[Stored data]
========

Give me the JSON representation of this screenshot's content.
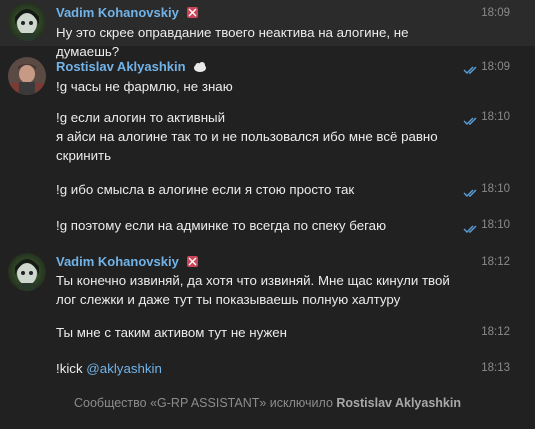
{
  "colors": {
    "background": "#212121",
    "highlight_row": "#2b2b2b",
    "author_name": "#72b3e8",
    "text": "#ececec",
    "time": "#8a8a8a",
    "read_ticks": "#5aa0db"
  },
  "messages": [
    {
      "author": "Vadim Kohanovskiy",
      "author_badge": "flag-icon",
      "time": "18:09",
      "text": "Ну это скрее оправдание твоего неактива на алогине, не думаешь?"
    },
    {
      "author": "Rostislav Aklyashkin",
      "author_badge": "cloud-icon",
      "time": "18:09",
      "read": true,
      "text": "!g часы не фармлю, не знаю"
    },
    {
      "time": "18:10",
      "read": true,
      "text": "!g если алогин то активный\nя айси на алогине так то и не пользовался ибо мне всё равно скринить"
    },
    {
      "time": "18:10",
      "read": true,
      "text": "!g ибо смысла в алогине если я стою просто так"
    },
    {
      "time": "18:10",
      "read": true,
      "text": "!g поэтому если на админке то всегда по спеку бегаю"
    },
    {
      "author": "Vadim Kohanovskiy",
      "author_badge": "flag-icon",
      "time": "18:12",
      "text": "Ты конечно извиняй, да хотя что извиняй. Мне щас кинули твой лог слежки и даже тут ты показываешь полную халтуру"
    },
    {
      "time": "18:12",
      "text": "Ты мне с таким активом тут не нужен"
    },
    {
      "time": "18:13",
      "text_prefix": "!kick ",
      "mention": "@aklyashkin"
    }
  ],
  "service_message": {
    "prefix": "Сообщество «G-RP ASSISTANT» исключило ",
    "user": "Rostislav Aklyashkin"
  }
}
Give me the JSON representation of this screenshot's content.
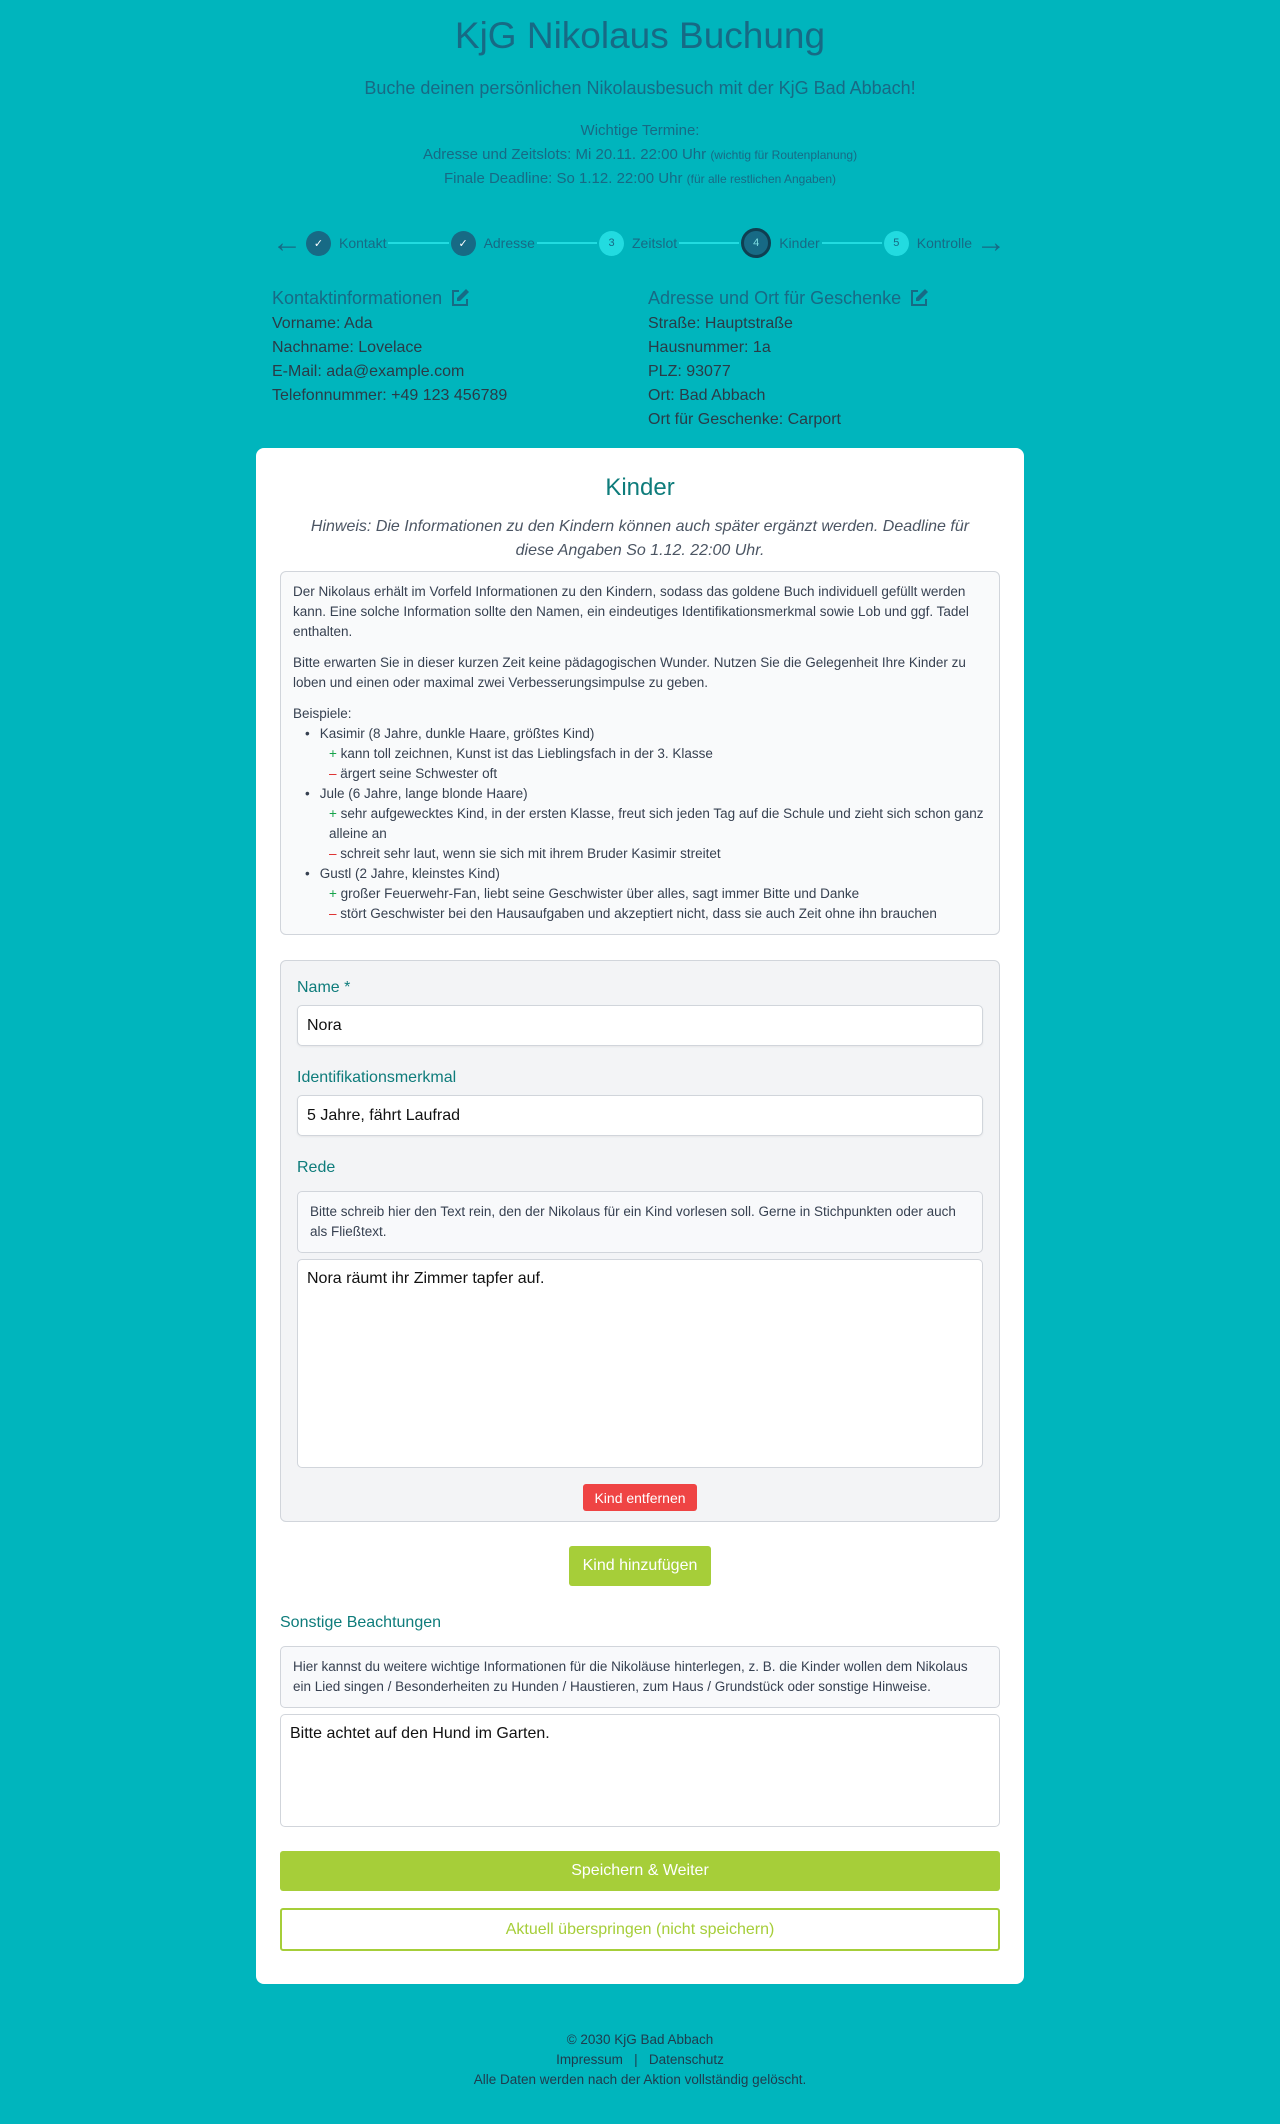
{
  "header": {
    "title": "KjG Nikolaus Buchung",
    "subtitle": "Buche deinen persönlichen Nikolausbesuch mit der KjG Bad Abbach!",
    "dates_label": "Wichtige Termine:",
    "date1": "Adresse und Zeitslots: Mi 20.11. 22:00 Uhr",
    "date1_note": "(wichtig für Routenplanung)",
    "date2": "Finale Deadline: So 1.12. 22:00 Uhr",
    "date2_note": "(für alle restlichen Angaben)"
  },
  "stepper": {
    "steps": [
      {
        "label": "Kontakt",
        "state": "done"
      },
      {
        "label": "Adresse",
        "state": "done"
      },
      {
        "num": "3",
        "label": "Zeitslot",
        "state": "todo"
      },
      {
        "num": "4",
        "label": "Kinder",
        "state": "current"
      },
      {
        "num": "5",
        "label": "Kontrolle",
        "state": "todo"
      }
    ],
    "prev_icon": "arrow-left",
    "next_icon": "arrow-right"
  },
  "contact": {
    "title": "Kontaktinformationen",
    "lines": [
      "Vorname: Ada",
      "Nachname: Lovelace",
      "E-Mail: ada@example.com",
      "Telefonnummer: +49 123 456789"
    ]
  },
  "address": {
    "title": "Adresse und Ort für Geschenke",
    "lines": [
      "Straße: Hauptstraße",
      "Hausnummer: 1a",
      "PLZ: 93077",
      "Ort: Bad Abbach",
      "Ort für Geschenke: Carport"
    ]
  },
  "card": {
    "title": "Kinder",
    "hint": "Hinweis: Die Informationen zu den Kindern können auch später ergänzt werden. Deadline für diese Angaben So 1.12. 22:00 Uhr.",
    "info_p1": "Der Nikolaus erhält im Vorfeld Informationen zu den Kindern, sodass das goldene Buch individuell gefüllt werden kann. Eine solche Information sollte den Namen, ein eindeutiges Identifikationsmerkmal sowie Lob und ggf. Tadel enthalten.",
    "info_p2": "Bitte erwarten Sie in dieser kurzen Zeit keine pädagogischen Wunder. Nutzen Sie die Gelegenheit Ihre Kinder zu loben und einen oder maximal zwei Verbesserungsimpulse zu geben.",
    "examples_label": "Beispiele:",
    "examples": [
      {
        "name": "Kasimir (8 Jahre, dunkle Haare, größtes Kind)",
        "plus": "kann toll zeichnen, Kunst ist das Lieblingsfach in der 3. Klasse",
        "minus": "ärgert seine Schwester oft"
      },
      {
        "name": "Jule (6 Jahre, lange blonde Haare)",
        "plus": "sehr aufgewecktes Kind, in der ersten Klasse, freut sich jeden Tag auf die Schule und zieht sich schon ganz alleine an",
        "minus": "schreit sehr laut, wenn sie sich mit ihrem Bruder Kasimir streitet"
      },
      {
        "name": "Gustl (2 Jahre, kleinstes Kind)",
        "plus": "großer Feuerwehr-Fan, liebt seine Geschwister über alles, sagt immer Bitte und Danke",
        "minus": "stört Geschwister bei den Hausaufgaben und akzeptiert nicht, dass sie auch Zeit ohne ihn brauchen"
      }
    ],
    "child": {
      "name_label": "Name *",
      "name_value": "Nora",
      "ident_label": "Identifikationsmerkmal",
      "ident_value": "5 Jahre, fährt Laufrad",
      "speech_label": "Rede",
      "speech_hint": "Bitte schreib hier den Text rein, den der Nikolaus für ein Kind vorlesen soll. Gerne in Stichpunkten oder auch als Fließtext.",
      "speech_value": "Nora räumt ihr Zimmer tapfer auf.",
      "remove_label": "Kind entfernen"
    },
    "add_label": "Kind hinzufügen",
    "other_label": "Sonstige Beachtungen",
    "other_hint": "Hier kannst du weitere wichtige Informationen für die Nikoläuse hinterlegen, z. B. die Kinder wollen dem Nikolaus ein Lied singen / Besonderheiten zu Hunden / Haustieren, zum Haus / Grundstück oder sonstige Hinweise.",
    "other_value": "Bitte achtet auf den Hund im Garten.",
    "save_label": "Speichern & Weiter",
    "skip_label": "Aktuell überspringen (nicht speichern)"
  },
  "footer": {
    "copyright": "© 2030 KjG Bad Abbach",
    "impressum": "Impressum",
    "sep": "|",
    "datenschutz": "Datenschutz",
    "note": "Alle Daten werden nach der Aktion vollständig gelöscht."
  },
  "colors": {
    "background": "#00b5bd",
    "accent": "#a6ce39",
    "danger": "#ef4444",
    "heading": "#0e7c7b"
  }
}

========

The problem: Using the data above, write out every line exactly, leaving the images behind.

Result of this task:
Give me the JSON representation of this screenshot's content.
{
  "colors": {
    "background": "#212121",
    "highlight_row": "#2b2b2b",
    "author_name": "#72b3e8",
    "text": "#ececec",
    "time": "#8a8a8a",
    "read_ticks": "#5aa0db"
  },
  "messages": [
    {
      "author": "Vadim Kohanovskiy",
      "author_badge": "flag-icon",
      "time": "18:09",
      "text": "Ну это скрее оправдание твоего неактива на алогине, не думаешь?"
    },
    {
      "author": "Rostislav Aklyashkin",
      "author_badge": "cloud-icon",
      "time": "18:09",
      "read": true,
      "text": "!g часы не фармлю, не знаю"
    },
    {
      "time": "18:10",
      "read": true,
      "text": "!g если алогин то активный\nя айси на алогине так то и не пользовался ибо мне всё равно скринить"
    },
    {
      "time": "18:10",
      "read": true,
      "text": "!g ибо смысла в алогине если я стою просто так"
    },
    {
      "time": "18:10",
      "read": true,
      "text": "!g поэтому если на админке то всегда по спеку бегаю"
    },
    {
      "author": "Vadim Kohanovskiy",
      "author_badge": "flag-icon",
      "time": "18:12",
      "text": "Ты конечно извиняй, да хотя что извиняй. Мне щас кинули твой лог слежки и даже тут ты показываешь полную халтуру"
    },
    {
      "time": "18:12",
      "text": "Ты мне с таким активом тут не нужен"
    },
    {
      "time": "18:13",
      "text_prefix": "!kick ",
      "mention": "@aklyashkin"
    }
  ],
  "service_message": {
    "prefix": "Сообщество «G-RP ASSISTANT» исключило ",
    "user": "Rostislav Aklyashkin"
  }
}
Give me the JSON representation of this screenshot's content.
{
  "header": {
    "title": "KjG Nikolaus Buchung",
    "subtitle": "Buche deinen persönlichen Nikolausbesuch mit der KjG Bad Abbach!",
    "dates_label": "Wichtige Termine:",
    "date1": "Adresse und Zeitslots: Mi 20.11. 22:00 Uhr",
    "date1_note": "(wichtig für Routenplanung)",
    "date2": "Finale Deadline: So 1.12. 22:00 Uhr",
    "date2_note": "(für alle restlichen Angaben)"
  },
  "stepper": {
    "steps": [
      {
        "label": "Kontakt",
        "state": "done"
      },
      {
        "label": "Adresse",
        "state": "done"
      },
      {
        "num": "3",
        "label": "Zeitslot",
        "state": "todo"
      },
      {
        "num": "4",
        "label": "Kinder",
        "state": "current"
      },
      {
        "num": "5",
        "label": "Kontrolle",
        "state": "todo"
      }
    ],
    "prev_icon": "arrow-left",
    "next_icon": "arrow-right"
  },
  "contact": {
    "title": "Kontaktinformationen",
    "lines": [
      "Vorname: Ada",
      "Nachname: Lovelace",
      "E-Mail: ada@example.com",
      "Telefonnummer: +49 123 456789"
    ]
  },
  "address": {
    "title": "Adresse und Ort für Geschenke",
    "lines": [
      "Straße: Hauptstraße",
      "Hausnummer: 1a",
      "PLZ: 93077",
      "Ort: Bad Abbach",
      "Ort für Geschenke: Carport"
    ]
  },
  "card": {
    "title": "Kinder",
    "hint": "Hinweis: Die Informationen zu den Kindern können auch später ergänzt werden. Deadline für diese Angaben So 1.12. 22:00 Uhr.",
    "info_p1": "Der Nikolaus erhält im Vorfeld Informationen zu den Kindern, sodass das goldene Buch individuell gefüllt werden kann. Eine solche Information sollte den Namen, ein eindeutiges Identifikationsmerkmal sowie Lob und ggf. Tadel enthalten.",
    "info_p2": "Bitte erwarten Sie in dieser kurzen Zeit keine pädagogischen Wunder. Nutzen Sie die Gelegenheit Ihre Kinder zu loben und einen oder maximal zwei Verbesserungsimpulse zu geben.",
    "examples_label": "Beispiele:",
    "examples": [
      {
        "name": "Kasimir (8 Jahre, dunkle Haare, größtes Kind)",
        "plus": "kann toll zeichnen, Kunst ist das Lieblingsfach in der 3. Klasse",
        "minus": "ärgert seine Schwester oft"
      },
      {
        "name": "Jule (6 Jahre, lange blonde Haare)",
        "plus": "sehr aufgewecktes Kind, in der ersten Klasse, freut sich jeden Tag auf die Schule und zieht sich schon ganz alleine an",
        "minus": "schreit sehr laut, wenn sie sich mit ihrem Bruder Kasimir streitet"
      },
      {
        "name": "Gustl (2 Jahre, kleinstes Kind)",
        "plus": "großer Feuerwehr-Fan, liebt seine Geschwister über alles, sagt immer Bitte und Danke",
        "minus": "stört Geschwister bei den Hausaufgaben und akzeptiert nicht, dass sie auch Zeit ohne ihn brauchen"
      }
    ],
    "child": {
      "name_label": "Name *",
      "name_value": "Nora",
      "ident_label": "Identifikationsmerkmal",
      "ident_value": "5 Jahre, fährt Laufrad",
      "speech_label": "Rede",
      "speech_hint": "Bitte schreib hier den Text rein, den der Nikolaus für ein Kind vorlesen soll. Gerne in Stichpunkten oder auch als Fließtext.",
      "speech_value": "Nora räumt ihr Zimmer tapfer auf.",
      "remove_label": "Kind entfernen"
    },
    "add_label": "Kind hinzufügen",
    "other_label": "Sonstige Beachtungen",
    "other_hint": "Hier kannst du weitere wichtige Informationen für die Nikoläuse hinterlegen, z. B. die Kinder wollen dem Nikolaus ein Lied singen / Besonderheiten zu Hunden / Haustieren, zum Haus / Grundstück oder sonstige Hinweise.",
    "other_value": "Bitte achtet auf den Hund im Garten.",
    "save_label": "Speichern & Weiter",
    "skip_label": "Aktuell überspringen (nicht speichern)"
  },
  "footer": {
    "copyright": "© 2030 KjG Bad Abbach",
    "impressum": "Impressum",
    "sep": "|",
    "datenschutz": "Datenschutz",
    "note": "Alle Daten werden nach der Aktion vollständig gelöscht."
  },
  "colors": {
    "background": "#00b5bd",
    "accent": "#a6ce39",
    "danger": "#ef4444",
    "heading": "#0e7c7b"
  }
}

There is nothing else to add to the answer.